Short problem:
Find all the lines with "checked" and gather them.

****************

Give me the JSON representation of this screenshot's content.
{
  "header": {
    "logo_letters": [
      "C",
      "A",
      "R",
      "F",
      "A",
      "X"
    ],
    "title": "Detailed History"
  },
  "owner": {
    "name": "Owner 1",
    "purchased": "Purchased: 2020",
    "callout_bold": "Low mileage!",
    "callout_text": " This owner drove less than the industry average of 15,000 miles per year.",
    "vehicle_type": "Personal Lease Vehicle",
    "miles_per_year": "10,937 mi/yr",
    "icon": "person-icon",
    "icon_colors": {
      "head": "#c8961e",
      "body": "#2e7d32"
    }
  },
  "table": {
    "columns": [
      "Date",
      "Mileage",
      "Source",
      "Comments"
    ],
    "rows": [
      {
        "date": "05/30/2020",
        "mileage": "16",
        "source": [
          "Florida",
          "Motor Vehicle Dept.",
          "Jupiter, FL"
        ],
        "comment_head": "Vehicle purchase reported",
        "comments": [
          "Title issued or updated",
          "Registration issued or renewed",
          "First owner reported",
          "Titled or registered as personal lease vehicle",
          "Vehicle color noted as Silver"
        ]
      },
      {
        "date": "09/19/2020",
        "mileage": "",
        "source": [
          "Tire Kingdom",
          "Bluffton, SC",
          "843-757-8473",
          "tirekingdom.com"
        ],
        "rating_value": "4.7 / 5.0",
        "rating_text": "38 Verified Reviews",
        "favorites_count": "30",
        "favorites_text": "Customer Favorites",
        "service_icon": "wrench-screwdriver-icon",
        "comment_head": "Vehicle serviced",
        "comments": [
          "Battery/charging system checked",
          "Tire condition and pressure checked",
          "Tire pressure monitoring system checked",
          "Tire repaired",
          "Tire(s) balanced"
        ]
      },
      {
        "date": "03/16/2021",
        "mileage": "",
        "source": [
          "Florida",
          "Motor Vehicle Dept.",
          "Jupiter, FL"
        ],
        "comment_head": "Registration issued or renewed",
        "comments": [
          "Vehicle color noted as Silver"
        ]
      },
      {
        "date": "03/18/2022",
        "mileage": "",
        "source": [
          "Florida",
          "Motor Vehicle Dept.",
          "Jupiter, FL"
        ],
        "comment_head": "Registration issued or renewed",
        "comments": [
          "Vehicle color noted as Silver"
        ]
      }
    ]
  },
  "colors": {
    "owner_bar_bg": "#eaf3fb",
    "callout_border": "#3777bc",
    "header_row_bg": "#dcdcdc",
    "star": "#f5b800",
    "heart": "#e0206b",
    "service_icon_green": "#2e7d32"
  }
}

****************

Written solution:
          "Battery/charging system checked",
          "Tire condition and pressure checked",
          "Tire pressure monitoring system checked",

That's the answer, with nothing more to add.